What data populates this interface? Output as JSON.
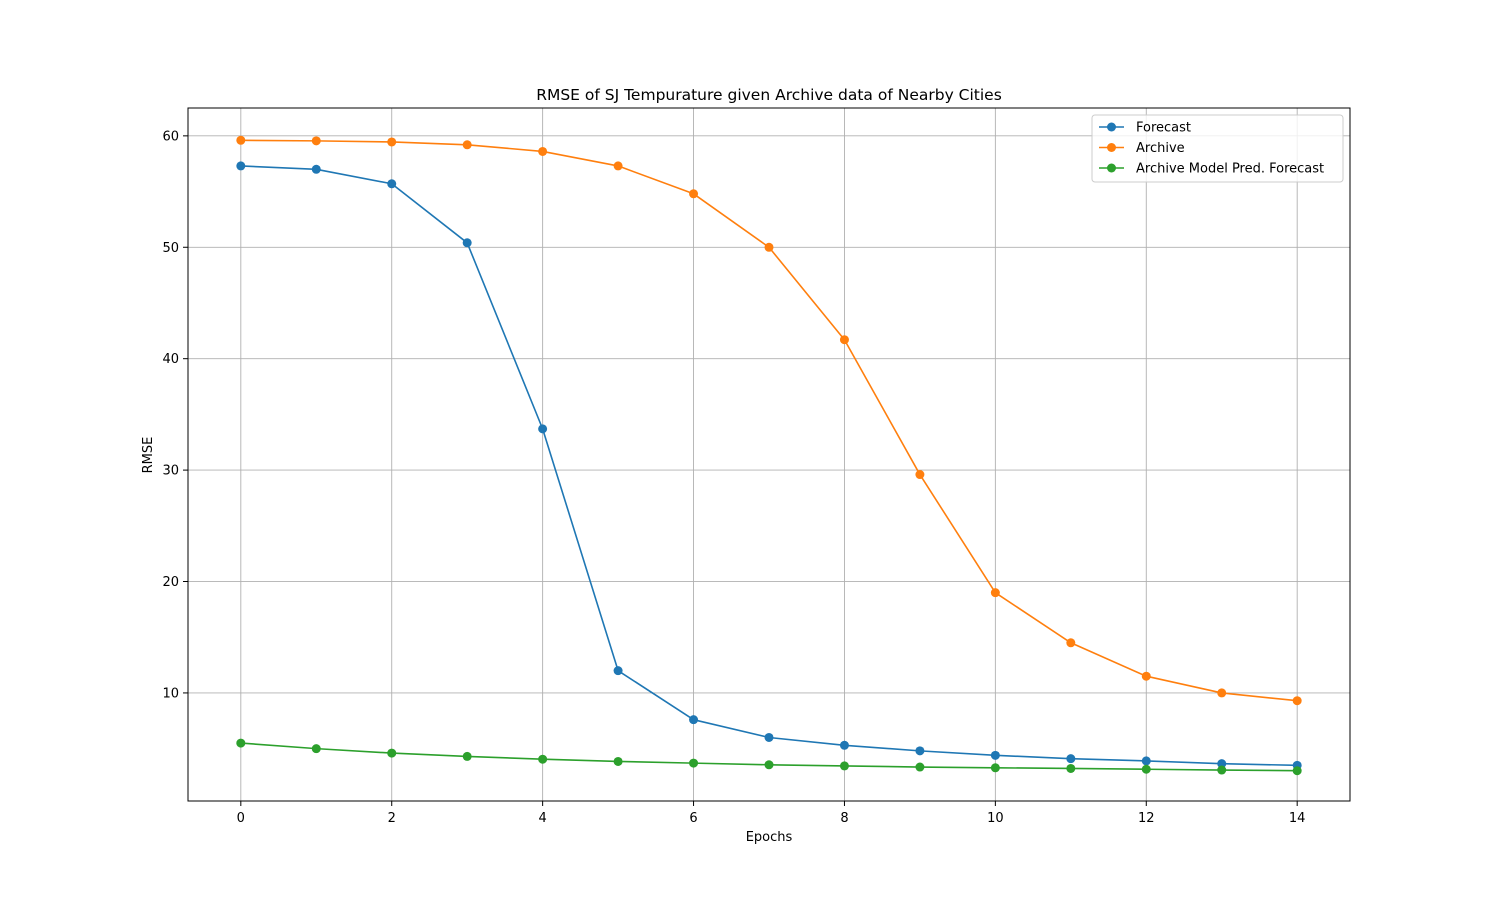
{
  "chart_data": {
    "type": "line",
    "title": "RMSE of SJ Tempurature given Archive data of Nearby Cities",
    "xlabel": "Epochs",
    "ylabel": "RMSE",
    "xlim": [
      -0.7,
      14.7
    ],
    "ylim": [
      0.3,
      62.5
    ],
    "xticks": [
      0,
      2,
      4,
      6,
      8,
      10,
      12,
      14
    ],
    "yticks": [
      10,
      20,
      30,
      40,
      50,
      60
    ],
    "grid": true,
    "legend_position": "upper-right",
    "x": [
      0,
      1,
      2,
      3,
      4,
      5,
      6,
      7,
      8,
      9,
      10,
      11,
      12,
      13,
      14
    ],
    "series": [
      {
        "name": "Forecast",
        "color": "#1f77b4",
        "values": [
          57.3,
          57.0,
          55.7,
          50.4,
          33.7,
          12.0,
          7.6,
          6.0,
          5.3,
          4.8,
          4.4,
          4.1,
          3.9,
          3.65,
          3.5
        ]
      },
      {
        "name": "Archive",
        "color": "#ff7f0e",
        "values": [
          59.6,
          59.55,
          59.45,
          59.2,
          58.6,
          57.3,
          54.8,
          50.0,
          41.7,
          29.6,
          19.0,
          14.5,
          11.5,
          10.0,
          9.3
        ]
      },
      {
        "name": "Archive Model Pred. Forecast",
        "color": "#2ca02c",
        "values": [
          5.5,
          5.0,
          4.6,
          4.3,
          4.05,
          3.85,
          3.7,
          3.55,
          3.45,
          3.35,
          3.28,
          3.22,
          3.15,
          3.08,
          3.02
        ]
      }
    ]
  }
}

# # #

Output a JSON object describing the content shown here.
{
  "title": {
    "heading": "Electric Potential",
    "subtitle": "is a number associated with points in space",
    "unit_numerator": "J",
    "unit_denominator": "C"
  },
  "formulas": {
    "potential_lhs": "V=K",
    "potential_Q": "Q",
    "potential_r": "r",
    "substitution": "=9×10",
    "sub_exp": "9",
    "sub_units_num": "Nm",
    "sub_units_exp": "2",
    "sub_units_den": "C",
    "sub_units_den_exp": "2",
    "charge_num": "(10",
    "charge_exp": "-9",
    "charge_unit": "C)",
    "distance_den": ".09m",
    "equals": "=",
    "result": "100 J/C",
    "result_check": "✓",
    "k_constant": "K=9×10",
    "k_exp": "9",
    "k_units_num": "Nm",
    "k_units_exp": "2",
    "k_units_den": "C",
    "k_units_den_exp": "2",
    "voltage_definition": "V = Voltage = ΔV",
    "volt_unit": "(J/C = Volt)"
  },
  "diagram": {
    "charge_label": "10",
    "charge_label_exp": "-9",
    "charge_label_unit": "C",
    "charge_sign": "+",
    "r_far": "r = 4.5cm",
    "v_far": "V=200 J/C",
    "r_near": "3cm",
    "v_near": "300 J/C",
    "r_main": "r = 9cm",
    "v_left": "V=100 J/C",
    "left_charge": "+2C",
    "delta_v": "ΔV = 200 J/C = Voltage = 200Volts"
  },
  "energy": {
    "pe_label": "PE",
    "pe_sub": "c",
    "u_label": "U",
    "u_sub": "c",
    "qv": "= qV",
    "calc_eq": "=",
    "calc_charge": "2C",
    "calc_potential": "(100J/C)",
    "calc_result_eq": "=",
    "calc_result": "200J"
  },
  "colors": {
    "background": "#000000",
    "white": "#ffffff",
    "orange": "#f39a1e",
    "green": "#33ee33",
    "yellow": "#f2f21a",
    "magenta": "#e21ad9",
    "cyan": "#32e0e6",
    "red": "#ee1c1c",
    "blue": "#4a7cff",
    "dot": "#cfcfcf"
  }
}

# # #

TASK GOAL:
Say how many lines in the records above hold "JSON", and give no other text.

FULL SOLUTION:
2